TO DO → Answer with one number: how many lines hold "tuya".

RECORDS SHOWN →
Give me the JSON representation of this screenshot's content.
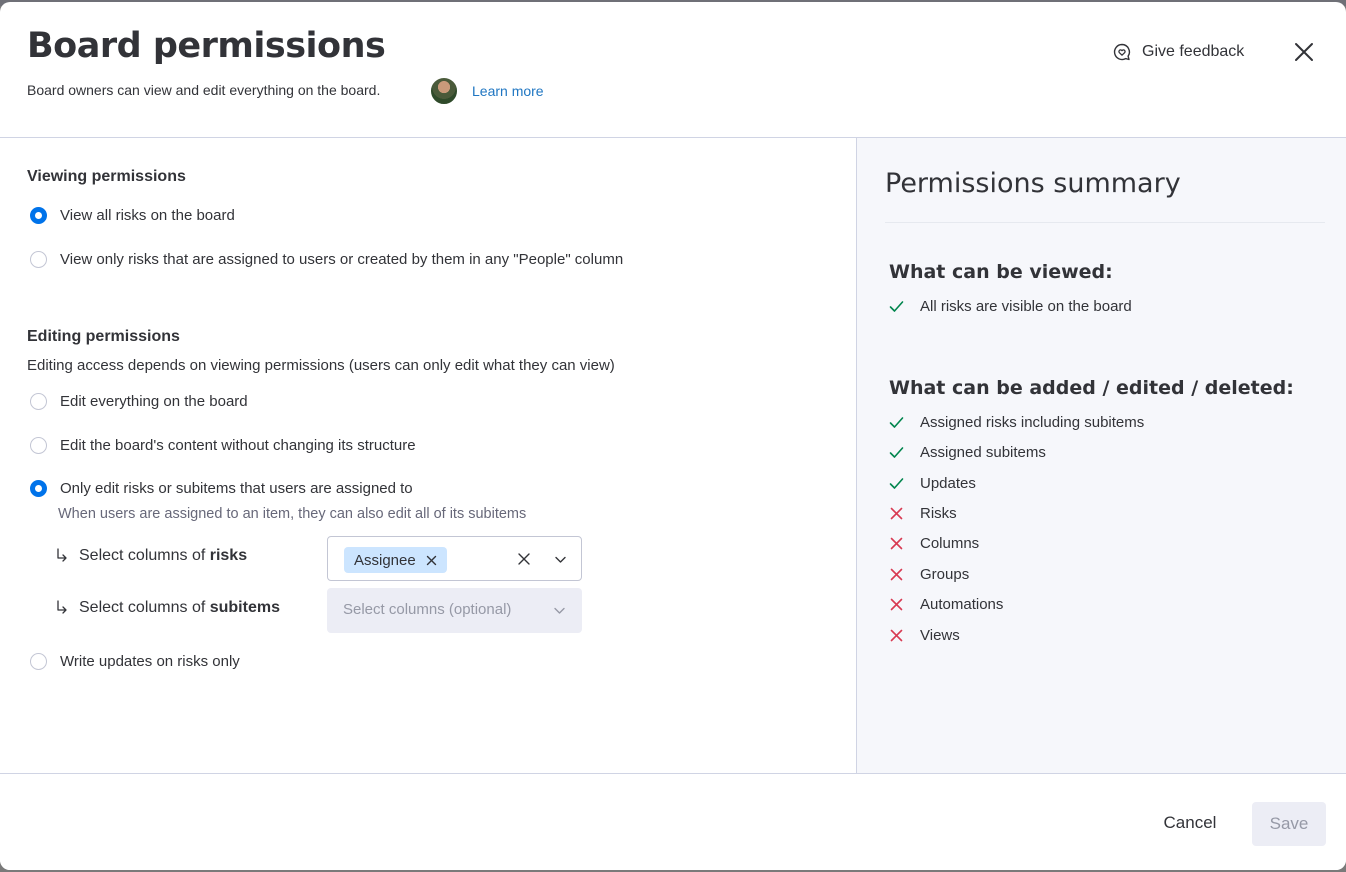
{
  "modal": {
    "title": "Board permissions",
    "subtitle": "Board owners can view and edit everything on the board.",
    "learn_more": "Learn more",
    "feedback": "Give feedback"
  },
  "viewing": {
    "title": "Viewing permissions",
    "options": [
      {
        "label": "View all risks on the board",
        "checked": true
      },
      {
        "label": "View only risks that are assigned to users or created by them in any \"People\" column",
        "checked": false
      }
    ]
  },
  "editing": {
    "title": "Editing permissions",
    "description": "Editing access depends on viewing permissions (users can only edit what they can view)",
    "options": [
      {
        "label": "Edit everything on the board",
        "checked": false
      },
      {
        "label": "Edit the board's content without changing its structure",
        "checked": false
      },
      {
        "label": "Only edit risks or subitems that users are assigned to",
        "checked": true
      },
      {
        "label": "Write updates on risks only",
        "checked": false
      }
    ],
    "hint": "When users are assigned to an item, they can also edit all of its subitems",
    "risks_columns": {
      "prefix": "Select columns of ",
      "bold": "risks",
      "chip": "Assignee"
    },
    "subitems_columns": {
      "prefix": "Select columns of ",
      "bold": "subitems",
      "placeholder": "Select columns (optional)"
    }
  },
  "summary": {
    "title": "Permissions summary",
    "viewed_title": "What can be viewed:",
    "viewed_items": [
      {
        "label": "All risks are visible on the board",
        "allowed": true
      }
    ],
    "edited_title": "What can be added / edited / deleted:",
    "edited_items": [
      {
        "label": "Assigned risks including subitems",
        "allowed": true
      },
      {
        "label": "Assigned subitems",
        "allowed": true
      },
      {
        "label": "Updates",
        "allowed": true
      },
      {
        "label": "Risks",
        "allowed": false
      },
      {
        "label": "Columns",
        "allowed": false
      },
      {
        "label": "Groups",
        "allowed": false
      },
      {
        "label": "Automations",
        "allowed": false
      },
      {
        "label": "Views",
        "allowed": false
      }
    ]
  },
  "footer": {
    "cancel": "Cancel",
    "save": "Save"
  },
  "colors": {
    "accent": "#0073ea",
    "allowed": "#00854d",
    "denied": "#d83a52",
    "link": "#1f76c2"
  }
}
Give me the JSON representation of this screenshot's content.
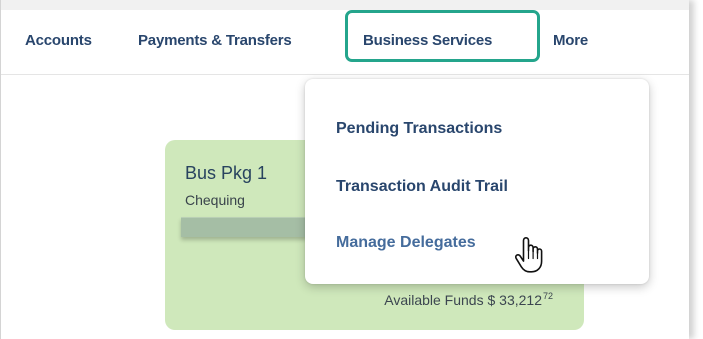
{
  "nav": {
    "items": [
      {
        "label": "Accounts"
      },
      {
        "label": "Payments & Transfers"
      },
      {
        "label": "Business Services",
        "highlighted": true
      },
      {
        "label": "More"
      }
    ]
  },
  "dropdown": {
    "items": [
      {
        "label": "Pending Transactions"
      },
      {
        "label": "Transaction Audit Trail"
      },
      {
        "label": "Manage Delegates",
        "hovered": true
      }
    ]
  },
  "account_card": {
    "name": "Bus Pkg 1",
    "type": "Chequing",
    "funds_label": "Available Funds $ 33,212",
    "funds_cents": "72",
    "background_color": "#cfe8bb"
  },
  "icons": {
    "cursor": "hand-pointer-icon"
  },
  "colors": {
    "nav_text": "#29466d",
    "highlight_border": "#24a58c",
    "hovered_menu_text": "#456c9c"
  }
}
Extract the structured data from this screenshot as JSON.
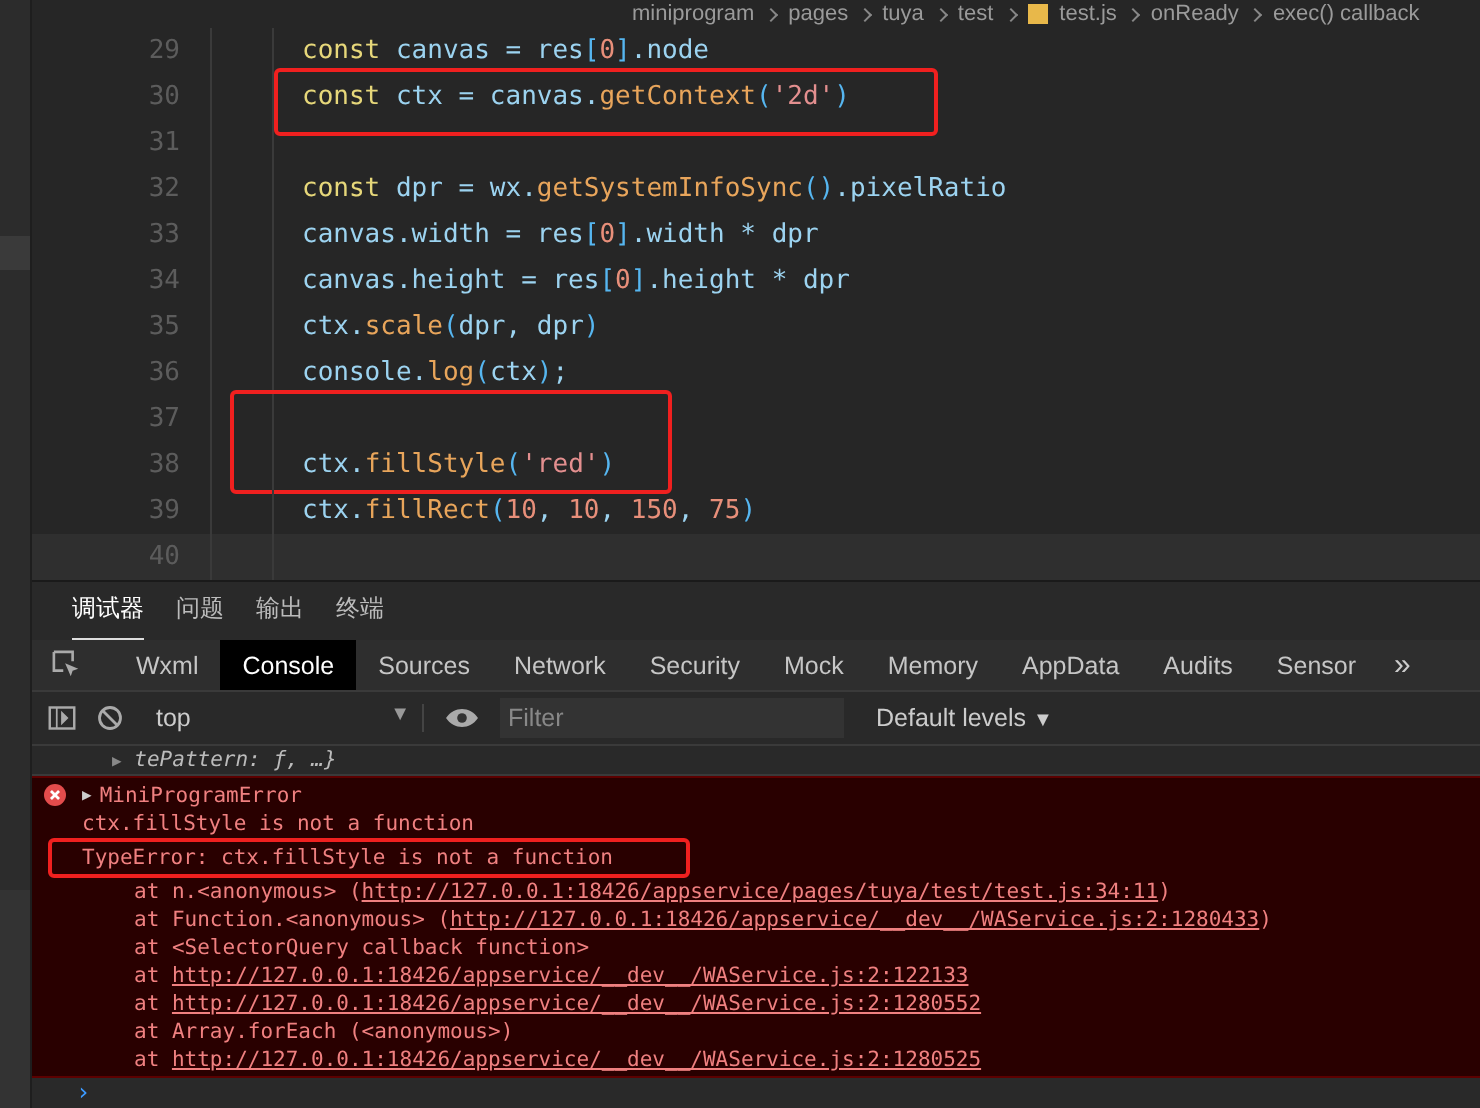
{
  "breadcrumb": [
    "miniprogram",
    "pages",
    "tuya",
    "test",
    "test.js",
    "onReady",
    "exec() callback"
  ],
  "editor": {
    "lines": [
      {
        "number": "29",
        "boxed": false,
        "current": false,
        "tokens": [
          {
            "text": "const",
            "kind": "k"
          },
          {
            "text": " canvas = res",
            "kind": "v"
          },
          {
            "text": "[",
            "kind": "b"
          },
          {
            "text": "0",
            "kind": "n"
          },
          {
            "text": "]",
            "kind": "b"
          },
          {
            "text": ".node",
            "kind": "v"
          }
        ]
      },
      {
        "number": "30",
        "boxed": true,
        "current": false,
        "tokens": [
          {
            "text": "const",
            "kind": "k"
          },
          {
            "text": " ctx = canvas.",
            "kind": "v"
          },
          {
            "text": "getContext",
            "kind": "f"
          },
          {
            "text": "(",
            "kind": "b"
          },
          {
            "text": "'2d'",
            "kind": "s"
          },
          {
            "text": ")",
            "kind": "b"
          }
        ]
      },
      {
        "number": "31",
        "boxed": false,
        "current": false
      },
      {
        "number": "32",
        "boxed": false,
        "current": false,
        "tokens": [
          {
            "text": "const",
            "kind": "k"
          },
          {
            "text": " dpr = wx.",
            "kind": "v"
          },
          {
            "text": "getSystemInfoSync",
            "kind": "f"
          },
          {
            "text": "()",
            "kind": "b"
          },
          {
            "text": ".pixelRatio",
            "kind": "v"
          }
        ]
      },
      {
        "number": "33",
        "boxed": false,
        "current": false,
        "tokens": [
          {
            "text": "canvas.width = res",
            "kind": "v"
          },
          {
            "text": "[",
            "kind": "b"
          },
          {
            "text": "0",
            "kind": "n"
          },
          {
            "text": "]",
            "kind": "b"
          },
          {
            "text": ".width * dpr",
            "kind": "v"
          }
        ]
      },
      {
        "number": "34",
        "boxed": false,
        "current": false,
        "tokens": [
          {
            "text": "canvas.height = res",
            "kind": "v"
          },
          {
            "text": "[",
            "kind": "b"
          },
          {
            "text": "0",
            "kind": "n"
          },
          {
            "text": "]",
            "kind": "b"
          },
          {
            "text": ".height * dpr",
            "kind": "v"
          }
        ]
      },
      {
        "number": "35",
        "boxed": false,
        "current": false,
        "tokens": [
          {
            "text": "ctx.",
            "kind": "v"
          },
          {
            "text": "scale",
            "kind": "f"
          },
          {
            "text": "(",
            "kind": "b"
          },
          {
            "text": "dpr, dpr",
            "kind": "v"
          },
          {
            "text": ")",
            "kind": "b"
          }
        ]
      },
      {
        "number": "36",
        "boxed": false,
        "current": false,
        "tokens": [
          {
            "text": "console.",
            "kind": "v"
          },
          {
            "text": "log",
            "kind": "f"
          },
          {
            "text": "(",
            "kind": "b"
          },
          {
            "text": "ctx",
            "kind": "v"
          },
          {
            "text": ")",
            "kind": "b"
          },
          {
            "text": ";",
            "kind": "v"
          }
        ]
      },
      {
        "number": "37",
        "boxed": false,
        "current": false
      },
      {
        "number": "38",
        "boxed": true,
        "current": false,
        "tokens": [
          {
            "text": "ctx.",
            "kind": "v"
          },
          {
            "text": "fillStyle",
            "kind": "f"
          },
          {
            "text": "(",
            "kind": "b"
          },
          {
            "text": "'red'",
            "kind": "s"
          },
          {
            "text": ")",
            "kind": "b"
          }
        ]
      },
      {
        "number": "39",
        "boxed": false,
        "current": false,
        "tokens": [
          {
            "text": "ctx.",
            "kind": "v"
          },
          {
            "text": "fillRect",
            "kind": "f"
          },
          {
            "text": "(",
            "kind": "b"
          },
          {
            "text": "10",
            "kind": "n"
          },
          {
            "text": ", ",
            "kind": "v"
          },
          {
            "text": "10",
            "kind": "n"
          },
          {
            "text": ", ",
            "kind": "v"
          },
          {
            "text": "150",
            "kind": "n"
          },
          {
            "text": ", ",
            "kind": "v"
          },
          {
            "text": "75",
            "kind": "n"
          },
          {
            "text": ")",
            "kind": "b"
          }
        ]
      },
      {
        "number": "40",
        "boxed": false,
        "current": true
      }
    ]
  },
  "panel_tabs": [
    {
      "label": "调试器",
      "selected": true
    },
    {
      "label": "问题",
      "selected": false
    },
    {
      "label": "输出",
      "selected": false
    },
    {
      "label": "终端",
      "selected": false
    }
  ],
  "devtools_tabs": [
    {
      "label": "Wxml",
      "selected": false
    },
    {
      "label": "Console",
      "selected": true
    },
    {
      "label": "Sources",
      "selected": false
    },
    {
      "label": "Network",
      "selected": false
    },
    {
      "label": "Security",
      "selected": false
    },
    {
      "label": "Mock",
      "selected": false
    },
    {
      "label": "Memory",
      "selected": false
    },
    {
      "label": "AppData",
      "selected": false
    },
    {
      "label": "Audits",
      "selected": false
    },
    {
      "label": "Sensor",
      "selected": false
    }
  ],
  "more_tabs": "»",
  "toolbar": {
    "context": "top",
    "context_caret": "▼",
    "filter": {
      "placeholder": "Filter"
    },
    "levels": "Default levels",
    "levels_caret": "▼"
  },
  "console": {
    "partial_line": {
      "toggle": "▶",
      "text": "tePattern: ƒ, …}"
    },
    "error": {
      "toggle": "▶",
      "title": "MiniProgramError",
      "messages": [
        {
          "text": "ctx.fillStyle is not a function",
          "boxed": false
        },
        {
          "text": "TypeError: ctx.fillStyle is not a function",
          "boxed": true
        }
      ],
      "stack": [
        {
          "prefix": "at n.<anonymous> (",
          "link": "http://127.0.0.1:18426/appservice/pages/tuya/test/test.js:34:11",
          "suffix": ")"
        },
        {
          "prefix": "at Function.<anonymous> (",
          "link": "http://127.0.0.1:18426/appservice/__dev__/WAService.js:2:1280433",
          "suffix": ")"
        },
        {
          "prefix": "at <SelectorQuery callback function>"
        },
        {
          "prefix": "at ",
          "link": "http://127.0.0.1:18426/appservice/__dev__/WAService.js:2:122133"
        },
        {
          "prefix": "at ",
          "link": "http://127.0.0.1:18426/appservice/__dev__/WAService.js:2:1280552"
        },
        {
          "prefix": "at Array.forEach (<anonymous>)"
        },
        {
          "prefix": "at ",
          "link": "http://127.0.0.1:18426/appservice/__dev__/WAService.js:2:1280525"
        }
      ]
    },
    "prompt": "›"
  }
}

RESPONSE BELOW → 2